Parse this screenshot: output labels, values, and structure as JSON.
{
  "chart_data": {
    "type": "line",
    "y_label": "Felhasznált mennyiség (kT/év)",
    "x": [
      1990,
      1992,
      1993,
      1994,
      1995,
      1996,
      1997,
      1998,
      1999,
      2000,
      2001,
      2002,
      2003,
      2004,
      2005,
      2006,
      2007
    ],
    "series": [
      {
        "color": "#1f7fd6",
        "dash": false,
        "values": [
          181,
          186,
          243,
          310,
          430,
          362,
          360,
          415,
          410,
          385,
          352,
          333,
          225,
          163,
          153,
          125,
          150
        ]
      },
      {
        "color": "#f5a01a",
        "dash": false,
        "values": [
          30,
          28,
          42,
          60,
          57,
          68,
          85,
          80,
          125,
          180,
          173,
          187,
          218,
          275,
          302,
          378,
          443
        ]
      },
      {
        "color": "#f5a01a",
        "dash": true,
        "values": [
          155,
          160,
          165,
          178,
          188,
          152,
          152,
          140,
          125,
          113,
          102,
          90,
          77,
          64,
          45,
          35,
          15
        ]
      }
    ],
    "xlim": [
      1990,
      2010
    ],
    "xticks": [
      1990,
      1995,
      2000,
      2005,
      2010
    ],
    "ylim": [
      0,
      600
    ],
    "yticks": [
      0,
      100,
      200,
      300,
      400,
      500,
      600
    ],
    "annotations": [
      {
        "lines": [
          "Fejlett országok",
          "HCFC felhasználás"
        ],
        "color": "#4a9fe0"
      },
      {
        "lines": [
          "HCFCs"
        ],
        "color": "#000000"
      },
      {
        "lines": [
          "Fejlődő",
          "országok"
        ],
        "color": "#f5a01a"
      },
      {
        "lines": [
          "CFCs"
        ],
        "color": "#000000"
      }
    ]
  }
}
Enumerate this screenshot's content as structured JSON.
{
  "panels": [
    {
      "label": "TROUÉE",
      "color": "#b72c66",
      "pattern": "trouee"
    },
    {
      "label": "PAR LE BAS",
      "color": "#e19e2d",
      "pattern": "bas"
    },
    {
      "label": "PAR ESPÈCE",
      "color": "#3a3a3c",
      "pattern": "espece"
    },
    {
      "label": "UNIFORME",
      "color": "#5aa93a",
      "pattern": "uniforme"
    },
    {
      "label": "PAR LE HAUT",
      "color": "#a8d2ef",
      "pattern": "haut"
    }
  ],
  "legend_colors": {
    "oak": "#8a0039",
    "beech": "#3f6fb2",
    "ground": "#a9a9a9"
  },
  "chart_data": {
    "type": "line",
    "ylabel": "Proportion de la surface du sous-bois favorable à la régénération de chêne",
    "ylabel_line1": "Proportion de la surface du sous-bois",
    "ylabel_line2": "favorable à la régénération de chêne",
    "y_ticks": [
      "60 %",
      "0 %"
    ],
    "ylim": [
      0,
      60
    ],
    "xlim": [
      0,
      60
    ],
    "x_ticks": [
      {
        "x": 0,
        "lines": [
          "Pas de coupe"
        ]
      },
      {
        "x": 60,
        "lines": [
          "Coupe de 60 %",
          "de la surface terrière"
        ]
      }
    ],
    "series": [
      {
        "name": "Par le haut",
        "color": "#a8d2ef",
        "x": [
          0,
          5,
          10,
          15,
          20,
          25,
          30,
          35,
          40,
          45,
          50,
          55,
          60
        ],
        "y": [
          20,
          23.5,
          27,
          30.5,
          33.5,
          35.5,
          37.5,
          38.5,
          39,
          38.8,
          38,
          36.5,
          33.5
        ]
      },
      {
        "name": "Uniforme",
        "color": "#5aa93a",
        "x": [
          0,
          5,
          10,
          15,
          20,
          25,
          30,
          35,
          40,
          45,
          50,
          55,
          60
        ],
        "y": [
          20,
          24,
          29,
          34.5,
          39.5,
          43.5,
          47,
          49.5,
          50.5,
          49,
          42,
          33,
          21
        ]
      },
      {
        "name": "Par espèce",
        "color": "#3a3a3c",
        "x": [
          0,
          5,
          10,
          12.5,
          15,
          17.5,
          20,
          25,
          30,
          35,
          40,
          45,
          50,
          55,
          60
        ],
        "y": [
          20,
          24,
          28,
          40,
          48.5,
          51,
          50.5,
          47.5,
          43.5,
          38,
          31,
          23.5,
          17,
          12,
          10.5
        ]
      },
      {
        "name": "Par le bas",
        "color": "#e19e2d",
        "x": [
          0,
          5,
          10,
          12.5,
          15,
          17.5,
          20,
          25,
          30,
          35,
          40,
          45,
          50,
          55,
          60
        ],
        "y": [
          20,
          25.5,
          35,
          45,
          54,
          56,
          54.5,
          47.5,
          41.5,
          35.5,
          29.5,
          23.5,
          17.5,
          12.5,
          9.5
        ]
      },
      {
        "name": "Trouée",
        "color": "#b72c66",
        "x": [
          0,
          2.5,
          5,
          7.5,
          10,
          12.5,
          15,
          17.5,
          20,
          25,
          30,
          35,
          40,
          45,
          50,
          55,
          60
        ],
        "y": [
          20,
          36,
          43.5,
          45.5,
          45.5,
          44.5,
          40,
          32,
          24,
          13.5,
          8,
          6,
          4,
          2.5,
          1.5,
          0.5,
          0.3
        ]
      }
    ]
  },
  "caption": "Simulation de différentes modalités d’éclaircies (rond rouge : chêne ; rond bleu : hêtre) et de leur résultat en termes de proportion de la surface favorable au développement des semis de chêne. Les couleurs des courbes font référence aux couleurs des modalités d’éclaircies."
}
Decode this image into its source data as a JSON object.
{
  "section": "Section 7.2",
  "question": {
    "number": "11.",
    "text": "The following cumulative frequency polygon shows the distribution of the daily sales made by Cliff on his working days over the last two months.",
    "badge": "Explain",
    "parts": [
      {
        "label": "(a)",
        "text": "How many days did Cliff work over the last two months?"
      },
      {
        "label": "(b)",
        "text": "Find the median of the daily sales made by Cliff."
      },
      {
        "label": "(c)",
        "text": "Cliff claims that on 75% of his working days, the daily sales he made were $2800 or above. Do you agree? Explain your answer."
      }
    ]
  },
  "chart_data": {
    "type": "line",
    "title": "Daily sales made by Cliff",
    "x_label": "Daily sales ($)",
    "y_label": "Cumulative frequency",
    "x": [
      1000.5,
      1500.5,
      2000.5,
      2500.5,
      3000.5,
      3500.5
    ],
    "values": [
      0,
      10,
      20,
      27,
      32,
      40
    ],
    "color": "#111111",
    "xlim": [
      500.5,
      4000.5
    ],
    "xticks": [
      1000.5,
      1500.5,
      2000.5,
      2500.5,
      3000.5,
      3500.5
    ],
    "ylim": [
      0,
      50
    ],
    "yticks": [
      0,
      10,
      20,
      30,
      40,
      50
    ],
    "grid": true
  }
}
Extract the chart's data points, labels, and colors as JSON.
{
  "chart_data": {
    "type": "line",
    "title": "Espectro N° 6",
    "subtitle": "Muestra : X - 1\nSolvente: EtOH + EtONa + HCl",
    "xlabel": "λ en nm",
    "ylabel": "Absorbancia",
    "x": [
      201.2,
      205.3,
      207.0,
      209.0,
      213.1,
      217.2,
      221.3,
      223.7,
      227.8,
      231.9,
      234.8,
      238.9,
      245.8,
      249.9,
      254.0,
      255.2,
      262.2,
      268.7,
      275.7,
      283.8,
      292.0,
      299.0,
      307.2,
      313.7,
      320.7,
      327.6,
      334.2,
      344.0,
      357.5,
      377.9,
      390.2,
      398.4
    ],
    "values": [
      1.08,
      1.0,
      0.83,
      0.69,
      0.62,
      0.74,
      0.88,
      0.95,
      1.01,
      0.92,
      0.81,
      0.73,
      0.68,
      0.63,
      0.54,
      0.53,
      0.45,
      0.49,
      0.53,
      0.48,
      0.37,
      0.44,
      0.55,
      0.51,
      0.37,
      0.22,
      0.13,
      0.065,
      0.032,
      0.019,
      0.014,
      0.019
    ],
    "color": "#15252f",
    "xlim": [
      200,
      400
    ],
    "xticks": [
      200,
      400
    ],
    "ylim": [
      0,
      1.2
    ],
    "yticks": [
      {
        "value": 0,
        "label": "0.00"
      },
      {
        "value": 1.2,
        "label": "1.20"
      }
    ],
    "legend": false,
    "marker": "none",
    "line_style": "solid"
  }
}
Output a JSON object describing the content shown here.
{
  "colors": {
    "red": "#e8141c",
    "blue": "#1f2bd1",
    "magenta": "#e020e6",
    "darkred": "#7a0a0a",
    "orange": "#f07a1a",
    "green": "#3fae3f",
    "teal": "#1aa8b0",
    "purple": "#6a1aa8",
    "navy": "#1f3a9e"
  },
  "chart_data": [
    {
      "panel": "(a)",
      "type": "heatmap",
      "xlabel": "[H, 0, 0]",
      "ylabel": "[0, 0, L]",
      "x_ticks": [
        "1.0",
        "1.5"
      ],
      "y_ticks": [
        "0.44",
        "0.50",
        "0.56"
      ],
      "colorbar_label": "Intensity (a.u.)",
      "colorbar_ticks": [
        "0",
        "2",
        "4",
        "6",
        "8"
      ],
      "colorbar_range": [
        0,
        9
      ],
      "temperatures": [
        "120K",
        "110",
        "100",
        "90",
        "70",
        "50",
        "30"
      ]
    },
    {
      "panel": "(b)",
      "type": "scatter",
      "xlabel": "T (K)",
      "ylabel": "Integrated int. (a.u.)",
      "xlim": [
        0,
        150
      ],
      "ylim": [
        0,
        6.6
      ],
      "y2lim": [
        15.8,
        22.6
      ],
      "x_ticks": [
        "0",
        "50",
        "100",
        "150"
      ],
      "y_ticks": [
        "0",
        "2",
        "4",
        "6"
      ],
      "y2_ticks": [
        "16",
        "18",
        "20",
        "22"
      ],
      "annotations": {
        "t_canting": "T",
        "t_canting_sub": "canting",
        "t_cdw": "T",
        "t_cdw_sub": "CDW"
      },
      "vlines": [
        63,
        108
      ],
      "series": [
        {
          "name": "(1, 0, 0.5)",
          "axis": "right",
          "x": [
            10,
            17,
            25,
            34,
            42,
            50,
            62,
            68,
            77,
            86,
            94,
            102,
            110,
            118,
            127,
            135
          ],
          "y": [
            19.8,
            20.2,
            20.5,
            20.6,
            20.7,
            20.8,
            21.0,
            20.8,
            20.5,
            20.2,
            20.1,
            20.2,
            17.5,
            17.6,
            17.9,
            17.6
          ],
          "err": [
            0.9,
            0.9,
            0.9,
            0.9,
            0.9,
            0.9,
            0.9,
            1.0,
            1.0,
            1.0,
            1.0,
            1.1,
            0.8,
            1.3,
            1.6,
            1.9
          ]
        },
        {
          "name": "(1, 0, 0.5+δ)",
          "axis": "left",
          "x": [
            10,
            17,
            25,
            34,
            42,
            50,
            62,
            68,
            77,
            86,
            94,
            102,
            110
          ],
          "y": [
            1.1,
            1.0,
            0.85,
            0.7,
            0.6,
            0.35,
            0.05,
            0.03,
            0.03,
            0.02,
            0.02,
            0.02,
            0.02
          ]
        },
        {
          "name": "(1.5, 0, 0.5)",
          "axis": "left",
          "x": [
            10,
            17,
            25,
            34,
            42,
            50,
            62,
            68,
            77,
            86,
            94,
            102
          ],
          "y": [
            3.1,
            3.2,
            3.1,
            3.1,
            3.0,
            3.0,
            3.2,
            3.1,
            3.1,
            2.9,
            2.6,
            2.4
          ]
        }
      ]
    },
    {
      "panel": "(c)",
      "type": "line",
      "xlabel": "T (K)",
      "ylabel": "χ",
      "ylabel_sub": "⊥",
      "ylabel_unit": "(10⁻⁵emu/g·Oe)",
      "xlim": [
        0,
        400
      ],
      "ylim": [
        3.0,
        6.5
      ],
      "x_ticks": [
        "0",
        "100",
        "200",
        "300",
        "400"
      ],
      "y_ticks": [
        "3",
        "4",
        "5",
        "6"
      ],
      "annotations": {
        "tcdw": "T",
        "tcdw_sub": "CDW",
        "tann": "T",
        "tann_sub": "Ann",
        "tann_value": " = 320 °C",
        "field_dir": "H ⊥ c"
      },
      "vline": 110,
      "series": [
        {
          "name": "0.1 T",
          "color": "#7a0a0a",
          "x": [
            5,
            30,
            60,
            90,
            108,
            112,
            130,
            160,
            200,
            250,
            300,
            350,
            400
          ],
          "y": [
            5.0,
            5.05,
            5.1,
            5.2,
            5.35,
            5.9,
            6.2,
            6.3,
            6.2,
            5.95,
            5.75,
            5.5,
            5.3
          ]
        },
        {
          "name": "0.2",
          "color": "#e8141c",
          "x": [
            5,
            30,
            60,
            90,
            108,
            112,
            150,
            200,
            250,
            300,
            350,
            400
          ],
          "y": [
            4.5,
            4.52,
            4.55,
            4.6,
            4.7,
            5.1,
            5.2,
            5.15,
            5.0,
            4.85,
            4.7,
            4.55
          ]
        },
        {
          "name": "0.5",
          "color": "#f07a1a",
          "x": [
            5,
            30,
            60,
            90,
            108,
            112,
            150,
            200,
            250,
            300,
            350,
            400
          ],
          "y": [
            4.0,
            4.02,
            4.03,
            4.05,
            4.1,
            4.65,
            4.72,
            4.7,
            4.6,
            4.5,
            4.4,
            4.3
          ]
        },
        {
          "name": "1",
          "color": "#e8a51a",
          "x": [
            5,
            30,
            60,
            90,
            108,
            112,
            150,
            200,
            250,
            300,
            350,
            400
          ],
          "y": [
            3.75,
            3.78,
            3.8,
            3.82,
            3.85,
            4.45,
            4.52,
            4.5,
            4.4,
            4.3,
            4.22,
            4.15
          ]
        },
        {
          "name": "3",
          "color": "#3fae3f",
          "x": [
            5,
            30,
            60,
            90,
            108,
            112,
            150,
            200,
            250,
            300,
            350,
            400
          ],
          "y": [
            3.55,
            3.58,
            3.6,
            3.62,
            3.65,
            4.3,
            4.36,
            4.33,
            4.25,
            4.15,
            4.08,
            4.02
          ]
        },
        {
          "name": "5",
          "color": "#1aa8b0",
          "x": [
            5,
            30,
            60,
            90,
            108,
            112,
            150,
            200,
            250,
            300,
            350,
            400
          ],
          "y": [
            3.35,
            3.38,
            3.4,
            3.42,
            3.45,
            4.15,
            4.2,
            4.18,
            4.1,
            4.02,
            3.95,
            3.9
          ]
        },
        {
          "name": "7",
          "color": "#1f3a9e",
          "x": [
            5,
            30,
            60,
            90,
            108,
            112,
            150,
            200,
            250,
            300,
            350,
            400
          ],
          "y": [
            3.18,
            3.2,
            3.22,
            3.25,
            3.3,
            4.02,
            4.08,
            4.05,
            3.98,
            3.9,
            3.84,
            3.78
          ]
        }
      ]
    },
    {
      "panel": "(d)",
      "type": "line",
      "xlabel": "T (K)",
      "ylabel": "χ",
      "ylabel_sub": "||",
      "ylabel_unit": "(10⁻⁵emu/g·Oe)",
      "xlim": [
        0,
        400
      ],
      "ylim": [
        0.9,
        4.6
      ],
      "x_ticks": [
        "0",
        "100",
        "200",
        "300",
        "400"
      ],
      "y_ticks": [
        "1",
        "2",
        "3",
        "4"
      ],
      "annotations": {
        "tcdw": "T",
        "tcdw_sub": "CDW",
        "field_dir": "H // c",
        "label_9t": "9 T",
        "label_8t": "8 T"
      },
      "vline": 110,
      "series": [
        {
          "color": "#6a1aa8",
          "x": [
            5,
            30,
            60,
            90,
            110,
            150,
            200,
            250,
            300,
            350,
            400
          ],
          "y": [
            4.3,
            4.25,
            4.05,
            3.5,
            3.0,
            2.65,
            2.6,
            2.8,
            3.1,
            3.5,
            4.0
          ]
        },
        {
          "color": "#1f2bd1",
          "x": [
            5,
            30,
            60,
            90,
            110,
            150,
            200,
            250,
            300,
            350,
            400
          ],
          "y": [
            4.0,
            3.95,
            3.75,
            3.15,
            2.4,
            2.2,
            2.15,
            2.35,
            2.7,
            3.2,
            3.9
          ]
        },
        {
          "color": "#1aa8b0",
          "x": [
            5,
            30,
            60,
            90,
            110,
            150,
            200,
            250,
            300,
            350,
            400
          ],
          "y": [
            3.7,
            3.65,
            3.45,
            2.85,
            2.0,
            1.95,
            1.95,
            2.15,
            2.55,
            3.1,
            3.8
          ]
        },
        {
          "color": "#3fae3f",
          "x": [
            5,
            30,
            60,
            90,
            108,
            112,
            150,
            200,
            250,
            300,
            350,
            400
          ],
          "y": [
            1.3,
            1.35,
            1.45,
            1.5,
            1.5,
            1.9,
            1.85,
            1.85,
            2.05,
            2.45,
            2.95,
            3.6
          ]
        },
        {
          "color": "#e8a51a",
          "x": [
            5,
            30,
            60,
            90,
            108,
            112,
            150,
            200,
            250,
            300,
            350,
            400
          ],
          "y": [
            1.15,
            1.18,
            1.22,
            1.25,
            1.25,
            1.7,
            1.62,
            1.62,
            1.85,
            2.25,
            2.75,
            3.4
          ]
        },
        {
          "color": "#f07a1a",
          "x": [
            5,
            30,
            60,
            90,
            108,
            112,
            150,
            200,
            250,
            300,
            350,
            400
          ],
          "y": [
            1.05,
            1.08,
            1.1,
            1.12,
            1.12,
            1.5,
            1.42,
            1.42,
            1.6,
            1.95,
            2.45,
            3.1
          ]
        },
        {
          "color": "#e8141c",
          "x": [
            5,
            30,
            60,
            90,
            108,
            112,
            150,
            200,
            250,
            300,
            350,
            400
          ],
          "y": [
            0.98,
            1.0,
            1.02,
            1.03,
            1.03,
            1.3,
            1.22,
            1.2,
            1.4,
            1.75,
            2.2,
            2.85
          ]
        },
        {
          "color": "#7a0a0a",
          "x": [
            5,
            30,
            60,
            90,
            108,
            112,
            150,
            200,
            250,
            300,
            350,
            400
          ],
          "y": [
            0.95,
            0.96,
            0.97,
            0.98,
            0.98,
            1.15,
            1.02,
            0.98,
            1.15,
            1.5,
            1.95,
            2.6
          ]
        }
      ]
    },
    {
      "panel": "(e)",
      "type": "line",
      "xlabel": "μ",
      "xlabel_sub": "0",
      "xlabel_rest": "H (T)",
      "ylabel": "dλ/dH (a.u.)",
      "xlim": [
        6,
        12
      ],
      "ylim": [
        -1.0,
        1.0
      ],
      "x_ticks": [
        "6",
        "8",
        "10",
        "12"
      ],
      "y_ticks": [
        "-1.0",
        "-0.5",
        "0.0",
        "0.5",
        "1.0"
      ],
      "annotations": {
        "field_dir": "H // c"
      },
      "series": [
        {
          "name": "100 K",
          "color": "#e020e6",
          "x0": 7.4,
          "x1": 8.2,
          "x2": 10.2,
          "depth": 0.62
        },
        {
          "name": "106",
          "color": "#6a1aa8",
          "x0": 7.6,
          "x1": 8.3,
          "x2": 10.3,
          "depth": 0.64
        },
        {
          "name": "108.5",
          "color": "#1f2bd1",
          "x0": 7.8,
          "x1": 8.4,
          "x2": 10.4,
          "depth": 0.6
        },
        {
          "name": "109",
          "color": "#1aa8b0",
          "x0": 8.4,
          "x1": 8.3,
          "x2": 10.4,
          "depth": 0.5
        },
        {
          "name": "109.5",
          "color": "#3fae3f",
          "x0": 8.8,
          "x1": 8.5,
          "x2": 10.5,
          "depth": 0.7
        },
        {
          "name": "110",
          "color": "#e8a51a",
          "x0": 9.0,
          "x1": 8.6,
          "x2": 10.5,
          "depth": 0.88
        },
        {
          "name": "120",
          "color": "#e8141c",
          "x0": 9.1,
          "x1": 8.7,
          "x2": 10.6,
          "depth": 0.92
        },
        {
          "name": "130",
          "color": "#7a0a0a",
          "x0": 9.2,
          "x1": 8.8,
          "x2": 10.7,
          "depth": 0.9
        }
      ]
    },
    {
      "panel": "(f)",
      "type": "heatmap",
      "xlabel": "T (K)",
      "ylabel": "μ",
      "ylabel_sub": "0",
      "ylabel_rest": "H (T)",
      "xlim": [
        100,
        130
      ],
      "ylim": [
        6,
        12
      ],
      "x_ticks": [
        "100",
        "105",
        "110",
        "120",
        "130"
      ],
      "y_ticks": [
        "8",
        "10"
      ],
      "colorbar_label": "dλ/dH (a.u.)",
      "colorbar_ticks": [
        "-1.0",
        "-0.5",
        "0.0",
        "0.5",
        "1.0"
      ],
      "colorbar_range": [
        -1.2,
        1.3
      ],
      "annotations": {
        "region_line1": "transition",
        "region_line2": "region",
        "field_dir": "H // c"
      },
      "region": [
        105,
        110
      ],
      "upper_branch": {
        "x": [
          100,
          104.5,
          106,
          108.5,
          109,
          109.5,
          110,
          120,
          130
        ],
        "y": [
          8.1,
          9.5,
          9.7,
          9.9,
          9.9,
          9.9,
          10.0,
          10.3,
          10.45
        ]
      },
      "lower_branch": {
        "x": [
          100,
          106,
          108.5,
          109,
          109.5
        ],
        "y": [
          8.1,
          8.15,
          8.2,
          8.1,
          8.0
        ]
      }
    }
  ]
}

---------------

What is asked =
Where a line holds "over", copy that line.

Full answer =
    "text": "The following cumulative frequency polygon shows the distribution of the daily sales made by Cliff on his working days over the last two months.",
        "text": "How many days did Cliff work over the last two months?"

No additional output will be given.